EXTRAIT DE TEXTE:
####################

Selon un récent rapport du Financial Times, le Premier ministre hongrois Viktor Orbán utilise le Bureau de protection de la souveraineté nouvellement créé pour réprimer l’opposition de manière inédite, non observée depuis l’époque du communisme. Les critiques soutiennent que cette stratégie ressemble à celle de Vladimir Poutine en Russie.
Les pouvoirs de cette agence sont si vaguement définis qu’ils pourraient être utilisés contre n’importe quelle figure publique – politiciens, groupes de défense des droits civils ou journalistes. Cela rappelle les premières phases de la répression russe avant la guerre à grande échelle en Ukraine.
Les critiques affirment que l’objectif d’Orbán est de rompre les liens avec les fonds étrangers et les donateurs, notamment aux États-Unis.
« Depuis la fin des années 1980, la Hongrie n’a pas permis aux services secrets de cibler de manière systématique la politique et le discours public de cette manière », a déclaré Martha Pardavi, co-présidente du Comité Helsinki hongrois.

####################

Poursuivez l'extrait sur le Bureau hongrois de protection de la souveraineté en reprenant juste après sa dernière phrase.

Données de reconnaissance de la structure des documents:
####################

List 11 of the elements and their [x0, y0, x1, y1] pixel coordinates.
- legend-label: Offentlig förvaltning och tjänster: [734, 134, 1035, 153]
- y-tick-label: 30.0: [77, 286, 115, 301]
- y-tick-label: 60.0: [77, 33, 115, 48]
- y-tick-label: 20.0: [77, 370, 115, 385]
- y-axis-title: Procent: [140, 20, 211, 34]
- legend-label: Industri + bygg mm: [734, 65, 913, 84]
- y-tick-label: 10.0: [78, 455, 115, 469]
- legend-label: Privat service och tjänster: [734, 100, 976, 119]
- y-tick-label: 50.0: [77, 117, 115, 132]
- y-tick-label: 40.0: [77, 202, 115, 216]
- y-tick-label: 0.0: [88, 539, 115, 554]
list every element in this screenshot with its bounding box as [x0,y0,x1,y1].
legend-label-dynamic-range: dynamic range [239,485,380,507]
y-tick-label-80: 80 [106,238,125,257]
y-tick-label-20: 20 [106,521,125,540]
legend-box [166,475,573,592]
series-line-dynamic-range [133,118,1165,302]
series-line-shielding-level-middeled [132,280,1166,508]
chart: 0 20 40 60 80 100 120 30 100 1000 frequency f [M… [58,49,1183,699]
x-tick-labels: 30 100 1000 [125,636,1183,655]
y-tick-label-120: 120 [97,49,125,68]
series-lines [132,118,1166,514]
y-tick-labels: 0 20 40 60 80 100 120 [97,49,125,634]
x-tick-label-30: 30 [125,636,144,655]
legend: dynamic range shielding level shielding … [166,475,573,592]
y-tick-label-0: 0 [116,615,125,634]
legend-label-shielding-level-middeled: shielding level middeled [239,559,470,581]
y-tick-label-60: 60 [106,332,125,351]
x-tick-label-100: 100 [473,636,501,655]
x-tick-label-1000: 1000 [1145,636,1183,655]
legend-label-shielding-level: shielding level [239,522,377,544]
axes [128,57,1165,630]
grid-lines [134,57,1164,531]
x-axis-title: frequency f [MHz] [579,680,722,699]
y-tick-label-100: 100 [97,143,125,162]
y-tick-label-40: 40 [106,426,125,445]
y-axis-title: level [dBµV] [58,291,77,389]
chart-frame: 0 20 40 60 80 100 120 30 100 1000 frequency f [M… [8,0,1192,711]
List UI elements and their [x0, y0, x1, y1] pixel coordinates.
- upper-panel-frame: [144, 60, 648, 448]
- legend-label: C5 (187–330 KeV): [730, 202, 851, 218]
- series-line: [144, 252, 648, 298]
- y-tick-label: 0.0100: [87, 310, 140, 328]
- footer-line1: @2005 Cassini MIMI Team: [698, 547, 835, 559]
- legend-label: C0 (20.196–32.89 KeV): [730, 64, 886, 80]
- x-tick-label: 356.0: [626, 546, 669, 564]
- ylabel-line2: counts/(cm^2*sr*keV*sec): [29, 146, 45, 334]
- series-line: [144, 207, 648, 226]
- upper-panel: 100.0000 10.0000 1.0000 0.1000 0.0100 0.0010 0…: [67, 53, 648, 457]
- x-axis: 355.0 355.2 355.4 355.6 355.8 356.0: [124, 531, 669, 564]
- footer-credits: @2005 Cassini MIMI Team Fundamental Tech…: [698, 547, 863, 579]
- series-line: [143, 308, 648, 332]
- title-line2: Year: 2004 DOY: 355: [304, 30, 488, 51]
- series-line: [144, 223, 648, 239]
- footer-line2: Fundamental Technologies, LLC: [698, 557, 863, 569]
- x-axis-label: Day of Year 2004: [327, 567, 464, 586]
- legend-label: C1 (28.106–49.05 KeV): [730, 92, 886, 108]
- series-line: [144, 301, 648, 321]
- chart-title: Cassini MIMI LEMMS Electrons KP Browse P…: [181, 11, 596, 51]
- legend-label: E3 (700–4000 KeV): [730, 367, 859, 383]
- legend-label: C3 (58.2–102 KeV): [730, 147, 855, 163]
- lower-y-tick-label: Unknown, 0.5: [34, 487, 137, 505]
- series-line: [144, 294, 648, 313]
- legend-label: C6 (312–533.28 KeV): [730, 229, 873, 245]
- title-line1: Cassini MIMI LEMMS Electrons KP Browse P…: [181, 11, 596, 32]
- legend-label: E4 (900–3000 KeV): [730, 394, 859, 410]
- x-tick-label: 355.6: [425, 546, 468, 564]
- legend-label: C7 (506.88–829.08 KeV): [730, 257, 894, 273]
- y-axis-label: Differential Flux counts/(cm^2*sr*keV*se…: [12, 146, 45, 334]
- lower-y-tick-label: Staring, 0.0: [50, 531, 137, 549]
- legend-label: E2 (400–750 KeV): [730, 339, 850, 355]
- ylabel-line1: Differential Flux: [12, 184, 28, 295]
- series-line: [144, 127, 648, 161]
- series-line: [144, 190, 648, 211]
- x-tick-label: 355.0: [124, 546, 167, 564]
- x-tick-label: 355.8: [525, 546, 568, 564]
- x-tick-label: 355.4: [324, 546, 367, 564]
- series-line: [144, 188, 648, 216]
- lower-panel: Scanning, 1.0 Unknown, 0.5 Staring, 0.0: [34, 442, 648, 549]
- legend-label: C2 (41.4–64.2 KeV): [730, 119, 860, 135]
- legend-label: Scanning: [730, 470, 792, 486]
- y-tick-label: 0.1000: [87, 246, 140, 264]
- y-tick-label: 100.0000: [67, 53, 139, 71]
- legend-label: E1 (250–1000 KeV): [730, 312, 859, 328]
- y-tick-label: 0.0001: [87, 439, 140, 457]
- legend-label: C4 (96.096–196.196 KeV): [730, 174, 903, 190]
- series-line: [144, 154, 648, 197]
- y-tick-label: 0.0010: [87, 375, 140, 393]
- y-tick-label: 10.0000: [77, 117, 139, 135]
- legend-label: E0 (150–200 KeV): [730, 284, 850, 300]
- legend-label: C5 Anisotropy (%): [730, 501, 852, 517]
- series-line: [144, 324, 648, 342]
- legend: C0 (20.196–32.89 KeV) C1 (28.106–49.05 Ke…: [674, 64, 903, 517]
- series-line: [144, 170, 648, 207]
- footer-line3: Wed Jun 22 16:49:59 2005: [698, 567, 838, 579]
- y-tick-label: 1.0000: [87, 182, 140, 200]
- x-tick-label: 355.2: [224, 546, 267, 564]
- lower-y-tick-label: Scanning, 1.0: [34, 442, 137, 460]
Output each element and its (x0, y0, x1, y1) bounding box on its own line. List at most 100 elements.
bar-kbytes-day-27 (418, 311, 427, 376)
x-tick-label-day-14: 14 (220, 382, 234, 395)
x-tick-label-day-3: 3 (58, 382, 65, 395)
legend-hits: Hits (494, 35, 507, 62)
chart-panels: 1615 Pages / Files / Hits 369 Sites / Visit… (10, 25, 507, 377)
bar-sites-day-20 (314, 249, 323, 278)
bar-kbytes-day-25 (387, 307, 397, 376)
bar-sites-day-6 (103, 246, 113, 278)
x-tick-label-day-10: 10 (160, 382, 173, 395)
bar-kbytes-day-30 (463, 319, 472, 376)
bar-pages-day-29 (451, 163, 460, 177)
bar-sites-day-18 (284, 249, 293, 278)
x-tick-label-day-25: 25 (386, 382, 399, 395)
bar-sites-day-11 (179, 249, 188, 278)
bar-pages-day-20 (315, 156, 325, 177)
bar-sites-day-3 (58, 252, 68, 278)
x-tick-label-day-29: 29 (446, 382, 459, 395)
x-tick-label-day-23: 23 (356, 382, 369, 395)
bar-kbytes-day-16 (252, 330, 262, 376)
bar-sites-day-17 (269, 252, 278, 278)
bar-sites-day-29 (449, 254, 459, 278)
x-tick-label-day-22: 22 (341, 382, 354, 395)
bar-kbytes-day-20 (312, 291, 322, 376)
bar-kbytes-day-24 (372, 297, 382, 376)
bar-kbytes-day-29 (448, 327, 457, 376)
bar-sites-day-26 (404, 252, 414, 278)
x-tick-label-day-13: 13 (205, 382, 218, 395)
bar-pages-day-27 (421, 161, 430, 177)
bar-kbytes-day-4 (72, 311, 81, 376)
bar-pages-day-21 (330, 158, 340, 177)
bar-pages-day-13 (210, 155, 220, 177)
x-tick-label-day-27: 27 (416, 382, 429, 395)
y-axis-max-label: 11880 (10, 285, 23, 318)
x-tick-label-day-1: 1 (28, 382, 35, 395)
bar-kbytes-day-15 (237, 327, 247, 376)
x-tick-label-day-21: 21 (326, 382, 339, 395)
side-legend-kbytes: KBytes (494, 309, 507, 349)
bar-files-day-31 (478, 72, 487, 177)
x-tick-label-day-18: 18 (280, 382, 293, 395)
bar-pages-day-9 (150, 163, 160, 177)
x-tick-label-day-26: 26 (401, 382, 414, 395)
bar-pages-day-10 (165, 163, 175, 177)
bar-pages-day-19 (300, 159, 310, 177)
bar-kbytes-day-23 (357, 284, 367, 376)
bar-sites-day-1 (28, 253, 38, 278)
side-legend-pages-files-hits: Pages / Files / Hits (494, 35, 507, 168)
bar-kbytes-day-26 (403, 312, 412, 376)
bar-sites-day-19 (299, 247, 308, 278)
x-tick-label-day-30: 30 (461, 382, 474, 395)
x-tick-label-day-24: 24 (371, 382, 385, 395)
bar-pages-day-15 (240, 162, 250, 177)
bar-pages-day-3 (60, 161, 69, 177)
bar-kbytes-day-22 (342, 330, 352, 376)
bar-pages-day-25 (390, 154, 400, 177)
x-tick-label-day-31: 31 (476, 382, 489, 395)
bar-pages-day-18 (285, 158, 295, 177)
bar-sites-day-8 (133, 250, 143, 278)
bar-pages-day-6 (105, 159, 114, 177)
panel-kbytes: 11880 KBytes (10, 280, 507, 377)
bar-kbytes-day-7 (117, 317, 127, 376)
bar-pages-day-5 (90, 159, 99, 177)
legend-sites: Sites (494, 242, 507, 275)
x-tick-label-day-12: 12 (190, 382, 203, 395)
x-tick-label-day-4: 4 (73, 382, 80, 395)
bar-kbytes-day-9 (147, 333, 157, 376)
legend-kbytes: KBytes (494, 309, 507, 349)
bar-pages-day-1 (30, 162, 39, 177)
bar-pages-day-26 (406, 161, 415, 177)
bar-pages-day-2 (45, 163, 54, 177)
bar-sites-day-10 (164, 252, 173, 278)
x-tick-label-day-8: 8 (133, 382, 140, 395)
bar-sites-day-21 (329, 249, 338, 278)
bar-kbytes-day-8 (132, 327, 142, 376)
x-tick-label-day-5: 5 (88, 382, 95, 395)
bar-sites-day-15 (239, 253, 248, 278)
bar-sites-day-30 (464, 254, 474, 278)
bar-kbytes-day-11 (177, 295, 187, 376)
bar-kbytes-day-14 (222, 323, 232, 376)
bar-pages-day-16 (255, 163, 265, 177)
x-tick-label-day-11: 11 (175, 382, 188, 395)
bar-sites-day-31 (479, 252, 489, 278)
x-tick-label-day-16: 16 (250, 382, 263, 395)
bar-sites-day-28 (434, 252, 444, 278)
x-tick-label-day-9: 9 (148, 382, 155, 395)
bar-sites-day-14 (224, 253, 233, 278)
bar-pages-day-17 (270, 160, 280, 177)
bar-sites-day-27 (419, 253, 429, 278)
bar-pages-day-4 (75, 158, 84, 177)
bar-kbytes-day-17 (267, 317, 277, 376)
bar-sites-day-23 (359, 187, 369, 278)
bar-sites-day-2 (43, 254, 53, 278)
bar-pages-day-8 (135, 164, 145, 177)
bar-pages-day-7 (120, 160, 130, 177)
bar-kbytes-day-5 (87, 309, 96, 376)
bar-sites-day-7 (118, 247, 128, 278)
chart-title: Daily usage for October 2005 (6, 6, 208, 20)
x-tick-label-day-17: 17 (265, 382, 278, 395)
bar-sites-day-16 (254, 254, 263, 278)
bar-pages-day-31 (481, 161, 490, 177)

####################

CORRIGÉ DE L'EXERCICE:
La démarche d’Orbán soulève de sérieuses préoccupations quant aux normes démocratiques en Hongrie. La similitude avec l’approche russe sert d’avertissement contre une éventuelle escalade de la répression politique et de la limitation de la liberté d’expression dans le pays.
Les défenseurs de la démocratie exhortent la communauté internationale à surveiller attentivement la situation en Hongrie et à prendre des mesures pour défendre les droits de l’homme et les valeurs démocratiques dans le pays.